Extracted data entries:
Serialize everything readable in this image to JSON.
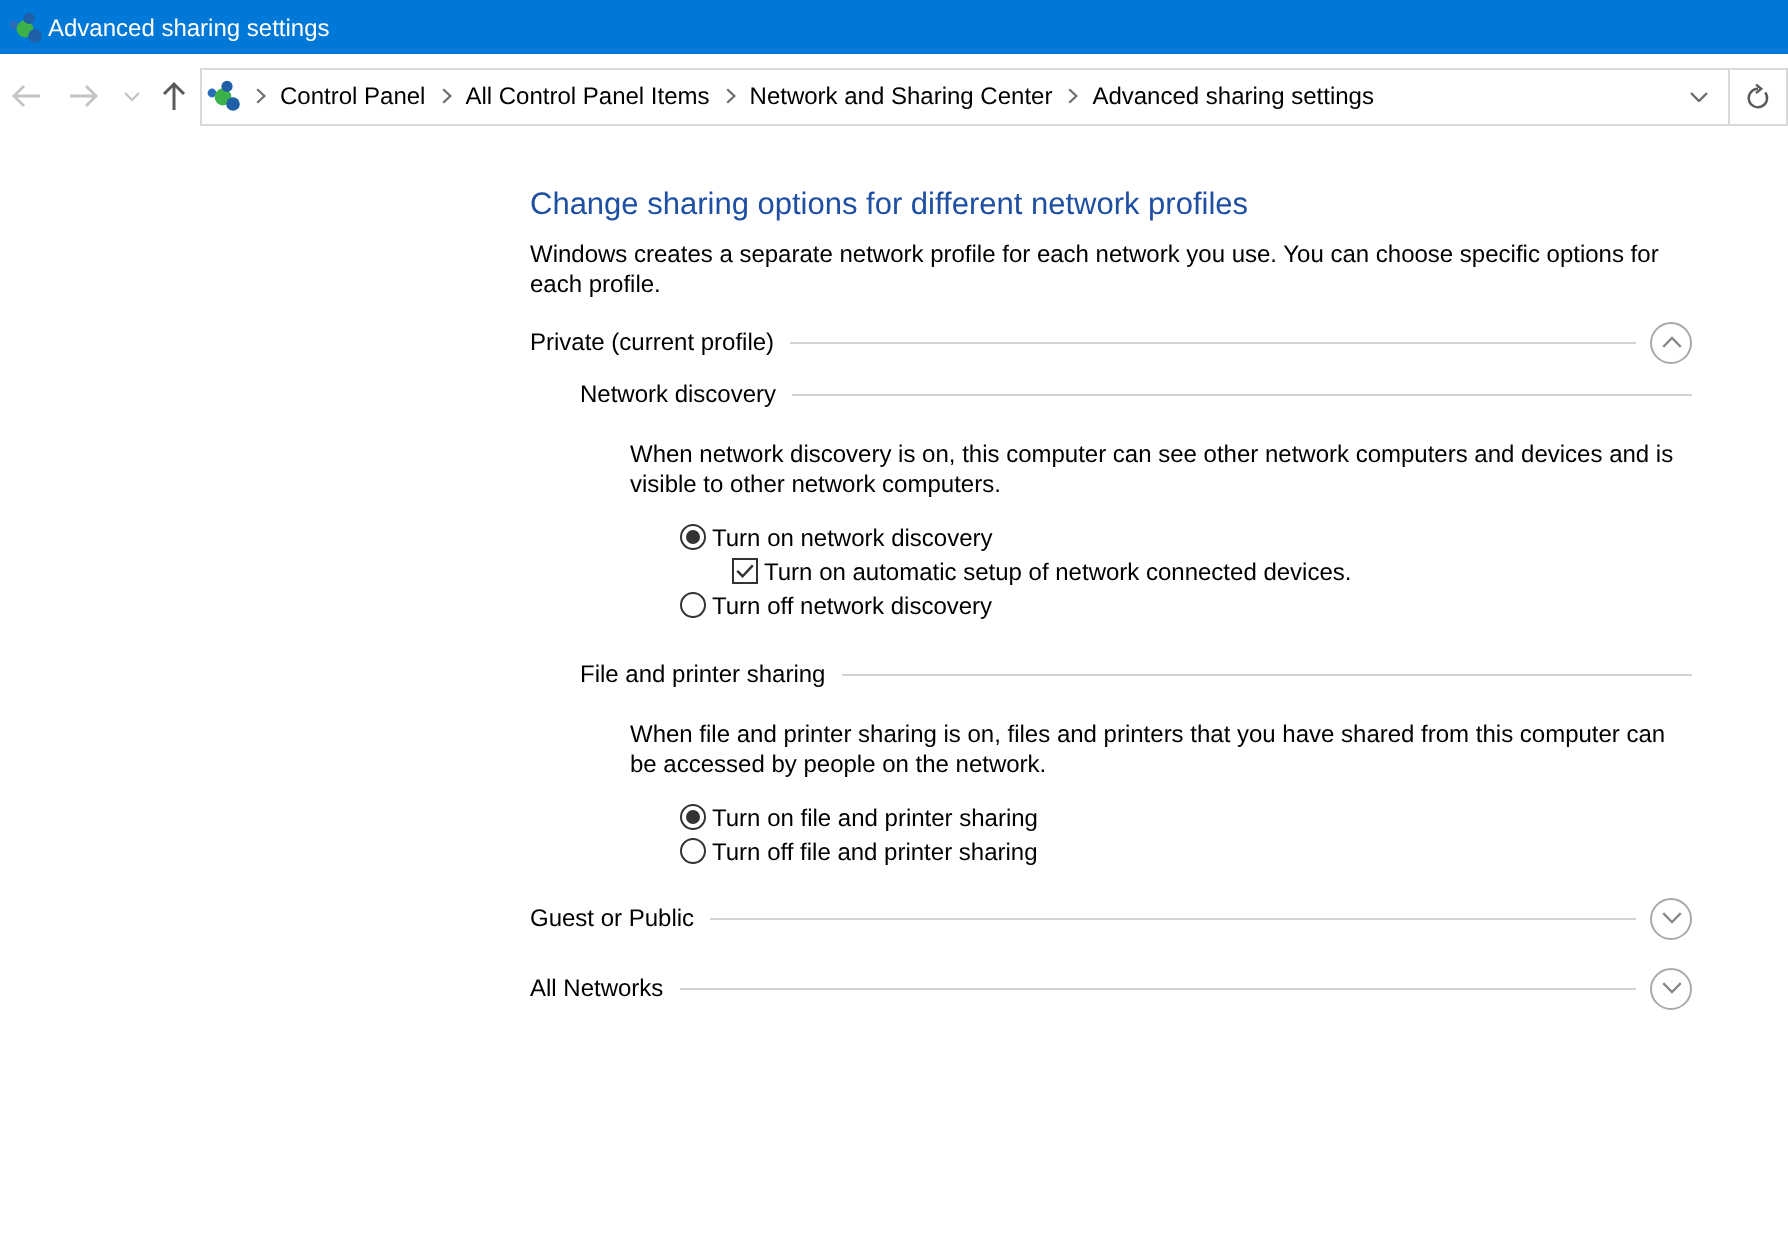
{
  "window": {
    "title": "Advanced sharing settings"
  },
  "nav_buttons": [
    {
      "kind": "back",
      "disabled": true
    },
    {
      "kind": "forward",
      "disabled": true
    },
    {
      "kind": "recent",
      "disabled": true
    },
    {
      "kind": "up",
      "disabled": false
    }
  ],
  "address_bar": {
    "breadcrumbs": [
      "Control Panel",
      "All Control Panel Items",
      "Network and Sharing Center",
      "Advanced sharing settings"
    ]
  },
  "page": {
    "heading": "Change sharing options for different network profiles",
    "description": "Windows creates a separate network profile for each network you use. You can choose specific options for each profile."
  },
  "profiles": [
    {
      "name": "Private (current profile)",
      "expanded": true,
      "sections": [
        {
          "title": "Network discovery",
          "description": "When network discovery is on, this computer can see other network computers and devices and is visible to other network computers.",
          "options": [
            {
              "kind": "radio",
              "label": "Turn on network discovery",
              "selected": true,
              "children": [
                {
                  "kind": "checkbox",
                  "label": "Turn on automatic setup of network connected devices.",
                  "checked": true
                }
              ]
            },
            {
              "kind": "radio",
              "label": "Turn off network discovery",
              "selected": false
            }
          ]
        },
        {
          "title": "File and printer sharing",
          "description": "When file and printer sharing is on, files and printers that you have shared from this computer can be accessed by people on the network.",
          "options": [
            {
              "kind": "radio",
              "label": "Turn on file and printer sharing",
              "selected": true
            },
            {
              "kind": "radio",
              "label": "Turn off file and printer sharing",
              "selected": false
            }
          ]
        }
      ]
    },
    {
      "name": "Guest or Public",
      "expanded": false
    },
    {
      "name": "All Networks",
      "expanded": false
    }
  ]
}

WRITTEN EXERCISE:
State, as a number only, how many lines in the entries include "options".

TASK ANSWER:
4